> Short problem
From the records below, copy every line that contains the word "allele".

★ ★ ★ ★

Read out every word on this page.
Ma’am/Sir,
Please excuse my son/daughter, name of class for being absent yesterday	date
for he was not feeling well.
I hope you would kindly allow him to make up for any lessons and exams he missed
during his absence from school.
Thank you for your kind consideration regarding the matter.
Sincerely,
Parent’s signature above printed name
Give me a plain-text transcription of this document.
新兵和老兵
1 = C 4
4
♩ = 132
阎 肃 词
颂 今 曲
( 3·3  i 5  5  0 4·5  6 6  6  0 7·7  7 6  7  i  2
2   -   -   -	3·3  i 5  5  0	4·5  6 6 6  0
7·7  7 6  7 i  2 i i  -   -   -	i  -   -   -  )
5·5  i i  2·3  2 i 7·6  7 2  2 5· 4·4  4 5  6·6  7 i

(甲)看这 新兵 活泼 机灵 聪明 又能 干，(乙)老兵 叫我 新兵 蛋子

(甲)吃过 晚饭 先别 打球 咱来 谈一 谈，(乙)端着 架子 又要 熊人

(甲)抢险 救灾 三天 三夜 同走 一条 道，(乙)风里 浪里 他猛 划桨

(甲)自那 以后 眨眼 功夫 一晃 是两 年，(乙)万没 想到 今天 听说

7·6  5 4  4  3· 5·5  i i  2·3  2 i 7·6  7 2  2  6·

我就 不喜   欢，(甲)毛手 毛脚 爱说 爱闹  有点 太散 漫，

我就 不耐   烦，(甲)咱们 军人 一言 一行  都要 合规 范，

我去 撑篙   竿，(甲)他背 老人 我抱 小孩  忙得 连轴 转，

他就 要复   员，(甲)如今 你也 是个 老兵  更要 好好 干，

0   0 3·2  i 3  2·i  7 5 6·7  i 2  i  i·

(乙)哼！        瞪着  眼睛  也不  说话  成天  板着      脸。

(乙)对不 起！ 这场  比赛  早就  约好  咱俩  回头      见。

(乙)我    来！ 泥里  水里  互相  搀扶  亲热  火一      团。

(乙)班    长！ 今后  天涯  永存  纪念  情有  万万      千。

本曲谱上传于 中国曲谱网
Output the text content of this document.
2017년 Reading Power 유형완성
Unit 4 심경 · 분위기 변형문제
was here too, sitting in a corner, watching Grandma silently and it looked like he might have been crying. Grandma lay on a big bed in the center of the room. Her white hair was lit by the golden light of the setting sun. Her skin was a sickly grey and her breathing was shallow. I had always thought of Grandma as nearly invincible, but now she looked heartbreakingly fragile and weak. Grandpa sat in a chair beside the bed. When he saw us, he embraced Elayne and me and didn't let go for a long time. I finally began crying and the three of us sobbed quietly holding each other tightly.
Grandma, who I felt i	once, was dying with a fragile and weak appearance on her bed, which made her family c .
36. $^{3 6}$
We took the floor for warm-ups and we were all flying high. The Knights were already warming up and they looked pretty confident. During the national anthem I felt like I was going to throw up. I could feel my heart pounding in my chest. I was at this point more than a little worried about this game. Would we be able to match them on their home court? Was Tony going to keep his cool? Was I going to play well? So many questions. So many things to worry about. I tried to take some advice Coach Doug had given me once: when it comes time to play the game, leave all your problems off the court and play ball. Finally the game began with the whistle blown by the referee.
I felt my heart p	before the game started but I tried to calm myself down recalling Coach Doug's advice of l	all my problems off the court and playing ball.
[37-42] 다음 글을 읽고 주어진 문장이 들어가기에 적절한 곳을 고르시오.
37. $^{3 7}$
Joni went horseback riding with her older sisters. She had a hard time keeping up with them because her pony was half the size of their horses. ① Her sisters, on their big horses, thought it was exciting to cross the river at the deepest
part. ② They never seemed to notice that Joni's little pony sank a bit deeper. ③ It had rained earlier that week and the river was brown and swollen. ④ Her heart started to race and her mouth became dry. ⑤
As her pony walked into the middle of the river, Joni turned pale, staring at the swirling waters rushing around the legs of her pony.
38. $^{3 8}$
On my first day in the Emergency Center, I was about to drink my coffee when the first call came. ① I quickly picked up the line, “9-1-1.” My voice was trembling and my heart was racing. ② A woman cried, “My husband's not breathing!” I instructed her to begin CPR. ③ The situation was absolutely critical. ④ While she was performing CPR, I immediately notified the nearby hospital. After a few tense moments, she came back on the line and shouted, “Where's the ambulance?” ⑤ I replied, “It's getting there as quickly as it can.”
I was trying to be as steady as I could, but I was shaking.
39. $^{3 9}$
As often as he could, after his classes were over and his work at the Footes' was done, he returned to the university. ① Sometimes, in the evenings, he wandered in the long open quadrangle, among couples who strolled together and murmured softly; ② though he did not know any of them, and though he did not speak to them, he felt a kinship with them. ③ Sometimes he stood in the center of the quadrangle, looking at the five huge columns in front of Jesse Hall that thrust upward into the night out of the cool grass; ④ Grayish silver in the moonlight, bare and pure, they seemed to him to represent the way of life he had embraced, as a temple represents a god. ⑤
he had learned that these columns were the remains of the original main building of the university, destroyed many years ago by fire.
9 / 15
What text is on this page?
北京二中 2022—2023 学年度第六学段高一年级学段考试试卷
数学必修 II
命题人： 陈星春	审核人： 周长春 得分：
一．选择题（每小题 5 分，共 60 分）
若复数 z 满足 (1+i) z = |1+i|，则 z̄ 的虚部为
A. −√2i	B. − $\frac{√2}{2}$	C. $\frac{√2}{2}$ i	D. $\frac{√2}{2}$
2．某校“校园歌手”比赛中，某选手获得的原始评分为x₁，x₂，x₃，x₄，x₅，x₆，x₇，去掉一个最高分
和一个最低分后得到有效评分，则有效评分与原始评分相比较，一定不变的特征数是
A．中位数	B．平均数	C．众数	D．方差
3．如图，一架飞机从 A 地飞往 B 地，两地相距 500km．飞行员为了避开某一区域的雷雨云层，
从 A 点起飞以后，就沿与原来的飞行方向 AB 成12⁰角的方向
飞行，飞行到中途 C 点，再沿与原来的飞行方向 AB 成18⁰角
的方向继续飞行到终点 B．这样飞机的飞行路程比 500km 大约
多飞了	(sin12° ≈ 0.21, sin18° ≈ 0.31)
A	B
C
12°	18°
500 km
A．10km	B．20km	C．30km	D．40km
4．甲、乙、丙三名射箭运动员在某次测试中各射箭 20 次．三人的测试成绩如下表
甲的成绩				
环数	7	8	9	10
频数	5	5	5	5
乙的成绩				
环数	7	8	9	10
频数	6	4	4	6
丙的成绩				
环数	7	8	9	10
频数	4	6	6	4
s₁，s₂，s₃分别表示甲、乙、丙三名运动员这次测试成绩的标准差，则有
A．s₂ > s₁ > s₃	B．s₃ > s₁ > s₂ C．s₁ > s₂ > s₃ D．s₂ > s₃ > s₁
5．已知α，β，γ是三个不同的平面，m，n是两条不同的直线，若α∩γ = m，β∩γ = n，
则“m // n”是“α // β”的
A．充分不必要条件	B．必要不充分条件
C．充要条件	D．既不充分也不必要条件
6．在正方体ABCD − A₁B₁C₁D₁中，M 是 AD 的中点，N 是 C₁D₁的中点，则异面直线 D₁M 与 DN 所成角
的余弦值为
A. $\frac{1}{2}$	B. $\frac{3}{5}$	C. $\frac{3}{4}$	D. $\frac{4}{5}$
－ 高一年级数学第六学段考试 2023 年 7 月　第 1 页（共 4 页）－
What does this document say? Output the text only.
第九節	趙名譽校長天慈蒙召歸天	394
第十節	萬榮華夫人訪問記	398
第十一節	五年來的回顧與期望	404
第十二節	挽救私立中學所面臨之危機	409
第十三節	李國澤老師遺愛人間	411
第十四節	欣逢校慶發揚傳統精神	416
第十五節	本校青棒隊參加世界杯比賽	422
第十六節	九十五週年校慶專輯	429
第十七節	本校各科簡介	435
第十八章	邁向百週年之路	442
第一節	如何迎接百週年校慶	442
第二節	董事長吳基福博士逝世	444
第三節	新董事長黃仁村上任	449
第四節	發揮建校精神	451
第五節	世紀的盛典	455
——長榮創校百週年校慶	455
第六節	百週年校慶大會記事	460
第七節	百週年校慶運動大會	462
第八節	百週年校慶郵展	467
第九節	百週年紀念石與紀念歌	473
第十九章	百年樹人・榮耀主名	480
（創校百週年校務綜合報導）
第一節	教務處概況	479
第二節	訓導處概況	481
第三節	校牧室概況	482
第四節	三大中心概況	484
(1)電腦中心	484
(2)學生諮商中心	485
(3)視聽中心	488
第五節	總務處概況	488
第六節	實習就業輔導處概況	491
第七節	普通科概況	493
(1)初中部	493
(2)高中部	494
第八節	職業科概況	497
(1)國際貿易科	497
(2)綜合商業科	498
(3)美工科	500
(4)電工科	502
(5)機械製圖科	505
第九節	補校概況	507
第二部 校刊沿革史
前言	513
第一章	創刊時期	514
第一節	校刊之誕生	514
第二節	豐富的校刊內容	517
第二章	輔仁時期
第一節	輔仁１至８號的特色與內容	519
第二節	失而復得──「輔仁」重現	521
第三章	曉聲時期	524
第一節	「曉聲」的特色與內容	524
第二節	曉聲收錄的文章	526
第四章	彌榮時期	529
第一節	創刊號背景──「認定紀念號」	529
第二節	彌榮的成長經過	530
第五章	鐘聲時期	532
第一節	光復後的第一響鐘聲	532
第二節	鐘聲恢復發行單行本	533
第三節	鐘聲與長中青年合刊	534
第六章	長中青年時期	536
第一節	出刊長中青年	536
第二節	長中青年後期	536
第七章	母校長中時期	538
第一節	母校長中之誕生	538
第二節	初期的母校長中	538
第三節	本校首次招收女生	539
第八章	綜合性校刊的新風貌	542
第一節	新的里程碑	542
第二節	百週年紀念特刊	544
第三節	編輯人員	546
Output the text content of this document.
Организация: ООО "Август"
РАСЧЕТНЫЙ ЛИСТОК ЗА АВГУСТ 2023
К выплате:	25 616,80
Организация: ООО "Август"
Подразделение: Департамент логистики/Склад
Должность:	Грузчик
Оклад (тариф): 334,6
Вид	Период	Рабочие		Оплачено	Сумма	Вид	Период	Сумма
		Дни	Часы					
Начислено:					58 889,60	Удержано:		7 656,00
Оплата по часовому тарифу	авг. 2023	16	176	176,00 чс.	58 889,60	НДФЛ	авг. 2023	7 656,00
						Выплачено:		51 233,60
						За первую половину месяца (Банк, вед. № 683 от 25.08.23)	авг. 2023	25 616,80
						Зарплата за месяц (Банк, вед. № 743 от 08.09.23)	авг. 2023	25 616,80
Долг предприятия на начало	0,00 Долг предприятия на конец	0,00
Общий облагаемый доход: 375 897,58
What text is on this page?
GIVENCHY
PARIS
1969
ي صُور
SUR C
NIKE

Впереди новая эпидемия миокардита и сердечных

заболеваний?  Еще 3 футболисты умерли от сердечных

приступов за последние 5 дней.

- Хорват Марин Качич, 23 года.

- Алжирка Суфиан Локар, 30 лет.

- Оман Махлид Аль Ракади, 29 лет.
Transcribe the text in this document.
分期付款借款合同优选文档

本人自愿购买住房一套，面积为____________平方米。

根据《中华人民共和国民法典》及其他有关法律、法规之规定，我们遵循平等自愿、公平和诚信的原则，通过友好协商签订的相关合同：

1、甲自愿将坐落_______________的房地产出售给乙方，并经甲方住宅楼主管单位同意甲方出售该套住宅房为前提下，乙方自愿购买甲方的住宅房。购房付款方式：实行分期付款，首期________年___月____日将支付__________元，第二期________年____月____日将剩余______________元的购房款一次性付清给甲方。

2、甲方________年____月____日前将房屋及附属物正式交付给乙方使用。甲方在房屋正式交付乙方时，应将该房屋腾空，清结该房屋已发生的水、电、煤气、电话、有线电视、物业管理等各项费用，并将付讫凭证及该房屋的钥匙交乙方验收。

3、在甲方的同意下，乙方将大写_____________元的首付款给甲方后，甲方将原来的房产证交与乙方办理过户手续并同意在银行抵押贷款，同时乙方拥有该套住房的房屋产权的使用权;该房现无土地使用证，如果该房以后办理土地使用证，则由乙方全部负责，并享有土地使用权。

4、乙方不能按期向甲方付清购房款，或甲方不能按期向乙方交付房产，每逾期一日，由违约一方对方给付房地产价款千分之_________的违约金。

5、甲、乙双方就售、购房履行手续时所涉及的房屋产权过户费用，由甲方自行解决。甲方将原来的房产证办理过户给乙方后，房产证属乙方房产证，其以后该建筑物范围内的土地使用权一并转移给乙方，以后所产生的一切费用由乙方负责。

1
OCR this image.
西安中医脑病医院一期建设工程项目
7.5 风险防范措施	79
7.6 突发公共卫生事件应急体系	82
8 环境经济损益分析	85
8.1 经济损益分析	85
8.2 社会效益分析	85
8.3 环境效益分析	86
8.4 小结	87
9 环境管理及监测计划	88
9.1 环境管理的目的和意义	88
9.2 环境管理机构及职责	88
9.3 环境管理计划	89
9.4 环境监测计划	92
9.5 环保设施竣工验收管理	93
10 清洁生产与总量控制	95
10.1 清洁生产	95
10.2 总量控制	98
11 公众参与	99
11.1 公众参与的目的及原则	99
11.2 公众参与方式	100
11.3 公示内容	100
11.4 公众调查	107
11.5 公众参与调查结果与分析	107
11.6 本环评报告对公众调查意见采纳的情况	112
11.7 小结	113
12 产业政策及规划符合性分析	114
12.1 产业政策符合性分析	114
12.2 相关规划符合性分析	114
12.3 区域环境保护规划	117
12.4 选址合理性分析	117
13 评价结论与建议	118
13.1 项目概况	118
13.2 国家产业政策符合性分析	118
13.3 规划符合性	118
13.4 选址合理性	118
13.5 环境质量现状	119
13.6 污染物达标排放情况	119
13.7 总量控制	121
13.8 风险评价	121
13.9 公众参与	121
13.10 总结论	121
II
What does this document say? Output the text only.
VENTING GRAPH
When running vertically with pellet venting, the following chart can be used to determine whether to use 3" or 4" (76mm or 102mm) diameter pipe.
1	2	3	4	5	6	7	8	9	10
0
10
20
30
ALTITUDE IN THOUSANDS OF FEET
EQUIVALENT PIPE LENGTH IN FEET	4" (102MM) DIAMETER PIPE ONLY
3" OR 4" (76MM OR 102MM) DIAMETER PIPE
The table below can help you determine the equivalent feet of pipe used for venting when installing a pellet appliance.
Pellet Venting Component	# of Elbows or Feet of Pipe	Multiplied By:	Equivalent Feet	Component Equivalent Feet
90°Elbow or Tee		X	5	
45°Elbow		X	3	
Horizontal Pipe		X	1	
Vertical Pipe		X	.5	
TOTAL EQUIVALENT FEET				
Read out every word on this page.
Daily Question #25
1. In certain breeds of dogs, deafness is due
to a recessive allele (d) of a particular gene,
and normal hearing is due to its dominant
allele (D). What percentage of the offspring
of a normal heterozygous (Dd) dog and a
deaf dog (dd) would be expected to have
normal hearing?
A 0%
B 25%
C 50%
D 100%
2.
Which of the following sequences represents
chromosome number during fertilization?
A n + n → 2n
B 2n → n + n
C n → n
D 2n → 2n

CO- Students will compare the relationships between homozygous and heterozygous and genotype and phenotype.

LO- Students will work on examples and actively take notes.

★ ★ ★ ★

> Result for this exercise
to a recessive allele (d) of a particular gene,
allele (D). What percentage of the offspring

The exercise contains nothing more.